• **Given text**:
EXTENSION AND AMENDMENT AGREEMENT

EX-10.3 4 g14920exv10w3.htm EX-10.3 EXTENSION AND AMENDMENT AGREEMENT DATED AS OF AUGUST 21, 2008 Ex-10.3 Extension and Amendment Agreement dated as
Exhibit 10.3
EXTENSION AND AMENDMENT AGREEMENT
     THIS EXTENSION AND AMENDMENT AGREEMENT (the “Agreement”) is entered into as of the 21st day of August, 2008 (the “Effective Date”) by and between Hollywood Media Corp., a Florida corporation (the “Company”) and Mitchell Rubenstein (the “Executive”).
WITNESSETH:
     WHEREAS, the Executive has served as Chief Executive Officer of the Company since its inception, and presently serves in this capacity pursuant to a written Employment Agreement with the Company entered into as of July 1, 1993, as amended by that certain Extension and Amendment Agreement entered into as of July 1, 1998 between the Company and the Executive, by that certain Extension and Amendment Agreement entered into as of July 1, 2003 between the Company and the Executive, by that certain Extension and Amendment Agreement entered into as of May 31, 2004 between the Company and the Executive (collectively, the “Current Employment Agreement”);
     WHEREAS, absent termination by either party by notice 30 days prior to the end of the Term of the Current Employment Agreement (which Term is, absent extension or earlier termination, scheduled to end on December 31, 2008), the Current Employment Agreement shall automatically renew for an additional year through December 31, 2009;
     WHEREAS, the Executive possesses intimate knowledge of the business and affairs of the Company, its policies, methods and personnel;
     WHEREAS, the Board of Directors (the “Board”) of the Company recognizes that the Executive’s contribution to the growth and success of the Company has been and will continue to be substantial and desires to assure the Company of the Executive’s continued employment in an executive capacity and to compensate Executive therefore;
     WHEREAS, the Board has determined that entering into this Agreement to renew the Current Employment Agreement will reinforce and encourage the Executive’s continued attention and dedication to the Company; and
     WHEREAS, the Executive is willing to make her services available to the Company on the terms and conditions hereinafter set forth.

• **Data extract**:
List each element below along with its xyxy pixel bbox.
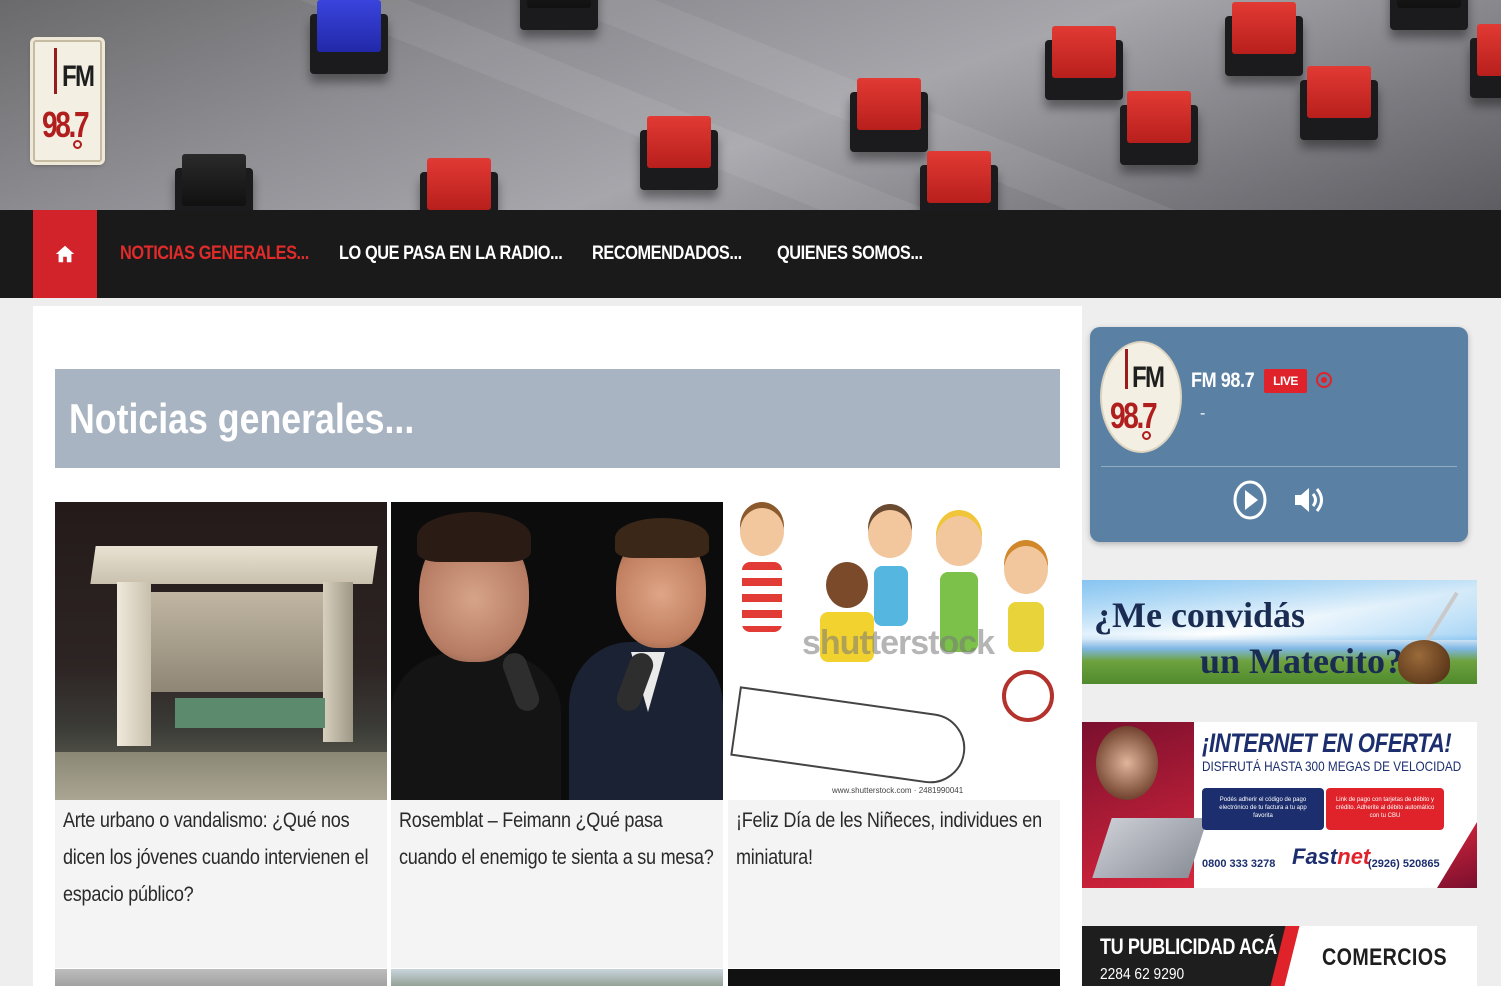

• **Given problem 1**:
Decide whether each statement agrees with the extension and amendment agreement, answering yes or no and quoting the words of the agreement that settle it: (a) the Company is a Florida corporation; (b) the original Employment Agreement was entered into as of July 1, 1998; (c) without notice of termination, the Current Employment Agreement renews automatically through December 31, 2009.
• **Given problem 2**:
Continue the extension and amendment agreement, picking up right after its final recital.

• **Result 1**:
(a) Yes: "Hollywood Media Corp., a Florida corporation"
(b) No: "a written Employment Agreement with the Company entered into as of July 1, 1993"
(c) Yes: "the Current Employment Agreement shall automatically renew for an additional year through December 31, 2009"

• **Result 2**:
     NOW, THEREFORE, for and in consideration of this Agreement and the Current Employment Agreement, and the mutual benefits to be derived hereby and thereby, and the premises, representations, warranties, covenants and other good and valuable consideration provided for herein and therein, the receipt and sufficiency of which are hereby acknowledged, the parties, intending to be legally bound, agree as follows, provided, however, that in the event of any inconsistency between the Current Employment Agreement and this Agreement, this Agreement shall take precedence (Unless otherwise expressly defined herein, all capitalized terms used herein shall have the meanings set forth in the Current Employment Agreement):

 


 

          1. Confirmation of the Executive’s Duties. The Executive hereby confirms her duties and commitments set forth in Section 1.2 of the Current Agreement.
          2. Renewal. This Agreement serves to confirm the agreement of the Company and the Executive to waive any termination notice right set forth in the Current Employment Agreement with respect to the Term of the Current Employment Agreement as scheduled to end on December 31, 2008, and to have the Current Employment Agreement automatically renew through December 31, 2009 in accordance with the auto-renew of the Current Agreement, and thereafter automatically renew upon the terms of the Current Agreement.
          3. Deletion of Section 2.4 Earn-Out Provision. Section 2.4 — Earn-Out Provision of the Current Employment Agreement is hereby deleted in its entirety.
          4. Survival. Other than as specifically set forth above, no provision of this Agreement shall be deemed to enlarge, alter or amend the terms or provisions of the Current Employment Agreement. Except as provided in this Agreement, all other provisions, terms and benefits set forth in the Current Employment Agreement shall remain in full force and effect.
          5. Counterparts. This Agreement may be executed in counterparts, each of which, when executed, shall be deemed to be an original and all of which together shall be deemed to be one and the same instrument.
     IN WITNESS WHEREOF, the parties hereto have or have caused their respective duly authorized representatives to execute this Agreement as of the Effective Date.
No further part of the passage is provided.